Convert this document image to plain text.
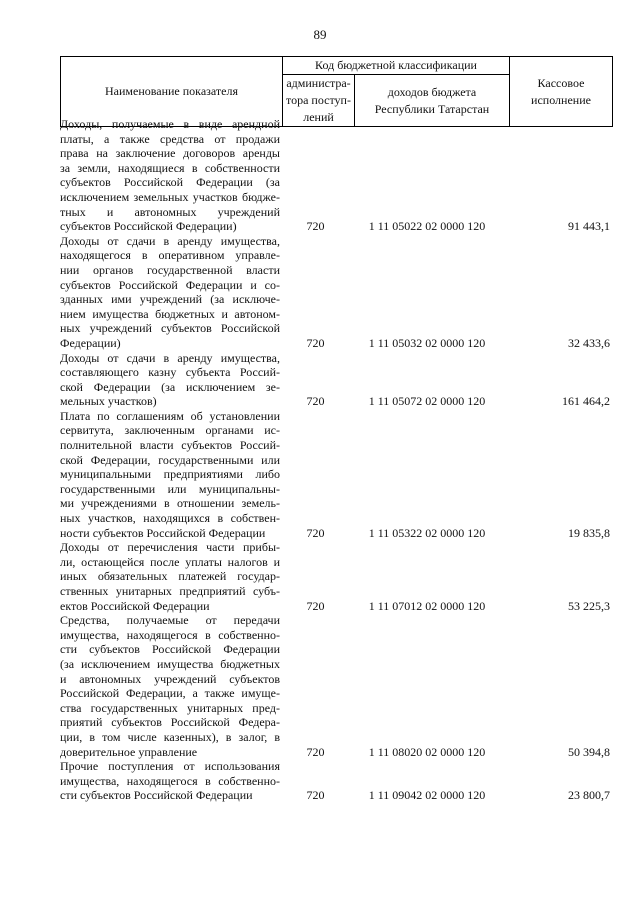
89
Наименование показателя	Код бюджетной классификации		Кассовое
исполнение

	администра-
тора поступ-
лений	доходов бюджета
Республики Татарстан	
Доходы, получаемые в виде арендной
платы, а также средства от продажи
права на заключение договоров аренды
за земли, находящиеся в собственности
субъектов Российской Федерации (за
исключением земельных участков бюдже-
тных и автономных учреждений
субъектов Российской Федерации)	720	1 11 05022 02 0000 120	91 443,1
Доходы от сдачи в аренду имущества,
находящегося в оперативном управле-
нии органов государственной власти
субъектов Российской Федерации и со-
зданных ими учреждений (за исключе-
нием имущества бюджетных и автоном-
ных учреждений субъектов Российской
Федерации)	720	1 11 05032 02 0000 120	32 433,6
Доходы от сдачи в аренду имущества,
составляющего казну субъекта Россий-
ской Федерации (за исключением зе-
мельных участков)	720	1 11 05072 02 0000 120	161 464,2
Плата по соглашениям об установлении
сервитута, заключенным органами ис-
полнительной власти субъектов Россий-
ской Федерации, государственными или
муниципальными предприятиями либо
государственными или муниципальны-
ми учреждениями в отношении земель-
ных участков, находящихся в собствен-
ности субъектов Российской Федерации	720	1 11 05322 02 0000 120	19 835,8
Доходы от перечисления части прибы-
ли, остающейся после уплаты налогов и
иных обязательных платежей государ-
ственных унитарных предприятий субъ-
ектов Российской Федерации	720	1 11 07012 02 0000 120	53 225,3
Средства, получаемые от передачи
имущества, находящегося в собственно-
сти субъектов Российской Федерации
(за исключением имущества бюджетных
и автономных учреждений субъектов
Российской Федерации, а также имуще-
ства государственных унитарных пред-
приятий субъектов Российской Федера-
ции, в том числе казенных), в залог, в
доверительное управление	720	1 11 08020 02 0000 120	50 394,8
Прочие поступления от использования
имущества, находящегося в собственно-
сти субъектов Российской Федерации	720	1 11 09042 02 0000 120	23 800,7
==
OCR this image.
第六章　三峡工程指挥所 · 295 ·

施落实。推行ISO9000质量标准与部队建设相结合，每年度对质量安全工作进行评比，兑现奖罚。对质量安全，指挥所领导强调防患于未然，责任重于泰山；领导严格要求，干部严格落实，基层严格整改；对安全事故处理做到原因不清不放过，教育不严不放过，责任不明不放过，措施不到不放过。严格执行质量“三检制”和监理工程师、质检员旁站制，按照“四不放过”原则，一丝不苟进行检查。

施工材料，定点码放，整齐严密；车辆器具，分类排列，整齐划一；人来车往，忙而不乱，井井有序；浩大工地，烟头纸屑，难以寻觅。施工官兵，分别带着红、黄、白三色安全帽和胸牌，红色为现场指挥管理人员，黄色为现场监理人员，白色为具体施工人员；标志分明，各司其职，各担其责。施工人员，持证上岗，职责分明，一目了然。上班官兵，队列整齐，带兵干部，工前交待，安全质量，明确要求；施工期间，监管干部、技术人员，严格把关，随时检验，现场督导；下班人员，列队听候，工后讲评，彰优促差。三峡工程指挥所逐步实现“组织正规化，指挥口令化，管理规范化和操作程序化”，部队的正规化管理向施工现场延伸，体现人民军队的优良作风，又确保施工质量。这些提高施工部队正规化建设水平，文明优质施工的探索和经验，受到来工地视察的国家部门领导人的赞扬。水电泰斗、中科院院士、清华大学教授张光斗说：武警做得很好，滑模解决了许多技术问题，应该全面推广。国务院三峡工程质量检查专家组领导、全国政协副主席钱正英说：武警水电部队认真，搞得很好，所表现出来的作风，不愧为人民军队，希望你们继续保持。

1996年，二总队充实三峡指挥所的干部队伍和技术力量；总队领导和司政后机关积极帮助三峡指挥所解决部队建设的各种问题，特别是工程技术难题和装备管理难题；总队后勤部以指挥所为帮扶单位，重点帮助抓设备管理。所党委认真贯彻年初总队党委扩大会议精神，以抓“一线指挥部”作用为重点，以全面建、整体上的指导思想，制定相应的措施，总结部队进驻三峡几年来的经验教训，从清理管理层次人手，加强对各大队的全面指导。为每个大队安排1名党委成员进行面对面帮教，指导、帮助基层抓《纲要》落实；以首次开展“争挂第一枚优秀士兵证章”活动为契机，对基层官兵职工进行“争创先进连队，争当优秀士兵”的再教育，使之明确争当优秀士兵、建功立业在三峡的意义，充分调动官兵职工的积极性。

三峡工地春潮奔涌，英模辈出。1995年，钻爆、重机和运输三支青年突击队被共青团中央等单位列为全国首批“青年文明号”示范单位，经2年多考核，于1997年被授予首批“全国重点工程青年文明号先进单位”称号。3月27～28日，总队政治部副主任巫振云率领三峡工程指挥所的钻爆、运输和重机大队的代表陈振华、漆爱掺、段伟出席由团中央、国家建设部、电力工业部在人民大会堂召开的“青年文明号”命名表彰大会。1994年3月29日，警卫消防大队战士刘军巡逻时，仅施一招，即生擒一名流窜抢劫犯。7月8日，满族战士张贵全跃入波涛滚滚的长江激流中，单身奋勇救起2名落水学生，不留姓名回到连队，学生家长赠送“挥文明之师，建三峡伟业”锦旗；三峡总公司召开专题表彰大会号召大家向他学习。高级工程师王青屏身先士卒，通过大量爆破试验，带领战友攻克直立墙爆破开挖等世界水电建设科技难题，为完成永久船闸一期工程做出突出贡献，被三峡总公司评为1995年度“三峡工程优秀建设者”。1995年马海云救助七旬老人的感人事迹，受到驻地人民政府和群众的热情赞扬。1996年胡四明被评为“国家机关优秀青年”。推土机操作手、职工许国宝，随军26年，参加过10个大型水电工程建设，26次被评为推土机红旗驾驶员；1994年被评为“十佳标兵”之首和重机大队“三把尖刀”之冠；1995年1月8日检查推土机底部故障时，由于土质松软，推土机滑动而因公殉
==
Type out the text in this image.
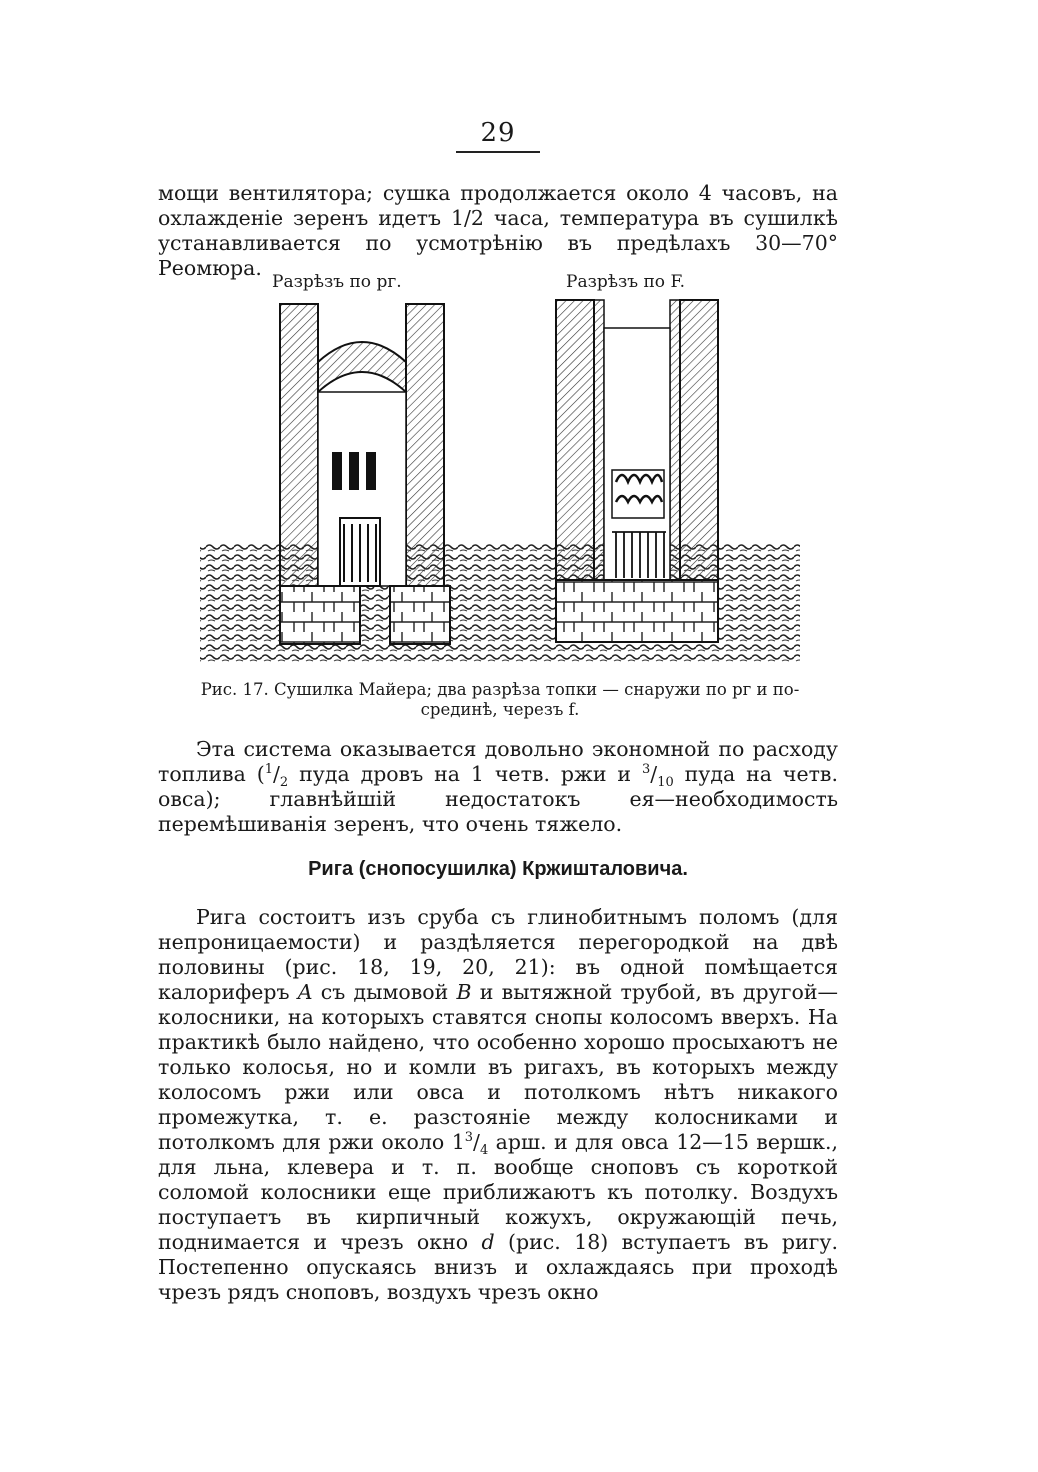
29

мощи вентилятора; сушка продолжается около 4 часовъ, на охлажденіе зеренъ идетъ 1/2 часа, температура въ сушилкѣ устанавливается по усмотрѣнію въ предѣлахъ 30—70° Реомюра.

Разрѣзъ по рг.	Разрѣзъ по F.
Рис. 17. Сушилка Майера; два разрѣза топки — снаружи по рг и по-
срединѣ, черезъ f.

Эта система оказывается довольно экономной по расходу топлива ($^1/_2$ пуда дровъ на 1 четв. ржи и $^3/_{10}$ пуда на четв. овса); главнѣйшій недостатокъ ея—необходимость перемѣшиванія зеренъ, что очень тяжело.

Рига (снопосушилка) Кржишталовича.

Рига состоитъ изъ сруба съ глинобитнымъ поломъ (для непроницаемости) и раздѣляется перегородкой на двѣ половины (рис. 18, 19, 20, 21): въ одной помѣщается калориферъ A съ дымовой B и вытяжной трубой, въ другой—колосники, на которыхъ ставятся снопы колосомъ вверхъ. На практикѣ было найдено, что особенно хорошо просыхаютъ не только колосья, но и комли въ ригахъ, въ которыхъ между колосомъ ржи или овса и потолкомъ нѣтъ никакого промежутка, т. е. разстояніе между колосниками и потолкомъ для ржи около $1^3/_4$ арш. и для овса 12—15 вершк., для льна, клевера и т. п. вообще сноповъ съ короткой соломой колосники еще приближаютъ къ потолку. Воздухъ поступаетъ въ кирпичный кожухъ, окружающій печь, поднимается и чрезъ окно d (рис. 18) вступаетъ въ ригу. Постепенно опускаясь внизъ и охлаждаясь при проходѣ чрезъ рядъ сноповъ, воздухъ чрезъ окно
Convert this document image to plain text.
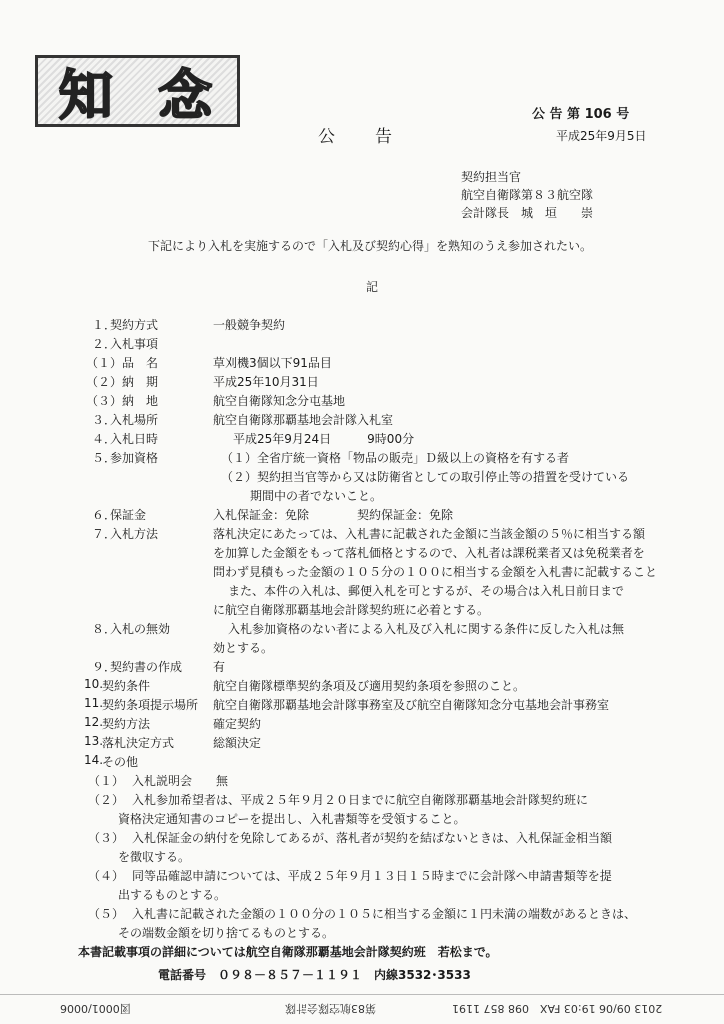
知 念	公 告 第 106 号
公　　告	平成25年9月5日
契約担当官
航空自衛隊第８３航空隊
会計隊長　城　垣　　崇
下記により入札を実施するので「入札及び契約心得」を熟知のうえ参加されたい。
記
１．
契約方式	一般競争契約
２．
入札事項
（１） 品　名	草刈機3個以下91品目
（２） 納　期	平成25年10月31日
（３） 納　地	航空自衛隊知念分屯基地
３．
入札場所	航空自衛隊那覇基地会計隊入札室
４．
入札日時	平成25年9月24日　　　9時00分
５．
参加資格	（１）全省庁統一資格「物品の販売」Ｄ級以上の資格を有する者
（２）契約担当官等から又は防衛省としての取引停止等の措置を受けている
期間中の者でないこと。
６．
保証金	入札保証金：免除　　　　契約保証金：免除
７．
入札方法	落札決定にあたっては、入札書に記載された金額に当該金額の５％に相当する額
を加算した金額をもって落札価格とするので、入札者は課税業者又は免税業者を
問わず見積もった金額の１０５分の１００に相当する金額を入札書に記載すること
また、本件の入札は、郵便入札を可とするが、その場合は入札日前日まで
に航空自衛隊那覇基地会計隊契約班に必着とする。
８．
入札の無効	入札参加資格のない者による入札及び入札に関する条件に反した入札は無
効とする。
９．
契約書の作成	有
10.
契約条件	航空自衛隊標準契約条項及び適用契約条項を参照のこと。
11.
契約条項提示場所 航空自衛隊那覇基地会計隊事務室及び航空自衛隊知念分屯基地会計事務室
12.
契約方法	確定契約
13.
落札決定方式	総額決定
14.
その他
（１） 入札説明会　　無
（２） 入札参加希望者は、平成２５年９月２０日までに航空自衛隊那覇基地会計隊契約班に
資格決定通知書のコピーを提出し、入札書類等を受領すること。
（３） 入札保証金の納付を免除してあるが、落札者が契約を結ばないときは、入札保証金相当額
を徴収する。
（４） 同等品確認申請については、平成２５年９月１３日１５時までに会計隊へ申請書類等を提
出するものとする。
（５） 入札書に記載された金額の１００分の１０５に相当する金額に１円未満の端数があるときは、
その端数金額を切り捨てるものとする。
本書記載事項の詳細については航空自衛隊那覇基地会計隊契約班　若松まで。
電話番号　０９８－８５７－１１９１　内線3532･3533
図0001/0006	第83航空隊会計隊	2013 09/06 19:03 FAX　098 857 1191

* _AIM_
Go through the listing above and return every line where the word "this" occurs.

* _ANSWER BELOW_
Convert this document image to plain text.
OCR this image.
Type out the text in this image.
Convert this document image to plain text.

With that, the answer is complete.